Material for this task
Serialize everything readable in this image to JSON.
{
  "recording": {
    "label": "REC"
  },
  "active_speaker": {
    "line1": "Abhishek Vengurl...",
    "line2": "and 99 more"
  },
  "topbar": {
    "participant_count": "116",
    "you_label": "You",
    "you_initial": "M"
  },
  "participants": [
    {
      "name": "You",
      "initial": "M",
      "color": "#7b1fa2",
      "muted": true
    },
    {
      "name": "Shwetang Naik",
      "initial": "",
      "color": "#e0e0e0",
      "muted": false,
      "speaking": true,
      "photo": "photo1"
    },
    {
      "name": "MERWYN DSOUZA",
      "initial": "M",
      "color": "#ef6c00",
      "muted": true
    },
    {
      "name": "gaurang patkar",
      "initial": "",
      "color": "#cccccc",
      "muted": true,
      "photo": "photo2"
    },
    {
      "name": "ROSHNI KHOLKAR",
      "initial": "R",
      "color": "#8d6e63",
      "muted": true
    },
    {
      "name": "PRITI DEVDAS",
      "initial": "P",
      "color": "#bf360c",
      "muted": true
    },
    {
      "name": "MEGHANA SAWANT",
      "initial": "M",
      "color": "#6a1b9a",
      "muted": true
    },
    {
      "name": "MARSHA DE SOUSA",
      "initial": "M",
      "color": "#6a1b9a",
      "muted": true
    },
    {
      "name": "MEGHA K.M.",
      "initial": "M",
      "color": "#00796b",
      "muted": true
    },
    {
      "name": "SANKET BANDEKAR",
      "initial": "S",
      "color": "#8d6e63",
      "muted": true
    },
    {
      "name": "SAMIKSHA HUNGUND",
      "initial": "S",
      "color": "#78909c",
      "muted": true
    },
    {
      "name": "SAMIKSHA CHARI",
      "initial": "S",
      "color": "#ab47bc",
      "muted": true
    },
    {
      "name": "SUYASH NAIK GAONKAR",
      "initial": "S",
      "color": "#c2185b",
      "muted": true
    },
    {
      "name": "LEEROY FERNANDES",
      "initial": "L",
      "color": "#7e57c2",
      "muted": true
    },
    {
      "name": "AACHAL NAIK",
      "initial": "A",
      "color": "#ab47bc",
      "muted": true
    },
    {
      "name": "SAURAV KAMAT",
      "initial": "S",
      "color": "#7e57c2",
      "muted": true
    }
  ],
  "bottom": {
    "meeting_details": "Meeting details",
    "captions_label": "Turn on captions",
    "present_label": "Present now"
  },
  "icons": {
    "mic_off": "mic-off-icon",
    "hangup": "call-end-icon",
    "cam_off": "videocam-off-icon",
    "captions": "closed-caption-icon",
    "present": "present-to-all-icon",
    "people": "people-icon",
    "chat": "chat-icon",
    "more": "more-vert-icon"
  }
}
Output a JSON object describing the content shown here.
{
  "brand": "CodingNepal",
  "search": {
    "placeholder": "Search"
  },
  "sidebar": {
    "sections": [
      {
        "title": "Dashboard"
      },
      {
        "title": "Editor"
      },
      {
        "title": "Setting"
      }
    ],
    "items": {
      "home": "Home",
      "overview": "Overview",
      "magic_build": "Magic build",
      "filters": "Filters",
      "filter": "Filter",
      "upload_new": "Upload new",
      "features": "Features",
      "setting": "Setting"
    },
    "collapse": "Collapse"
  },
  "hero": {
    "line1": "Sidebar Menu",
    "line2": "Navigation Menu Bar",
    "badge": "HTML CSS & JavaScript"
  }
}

Set problem
State how many lines include the string "more". Give no other information.

Answer below
2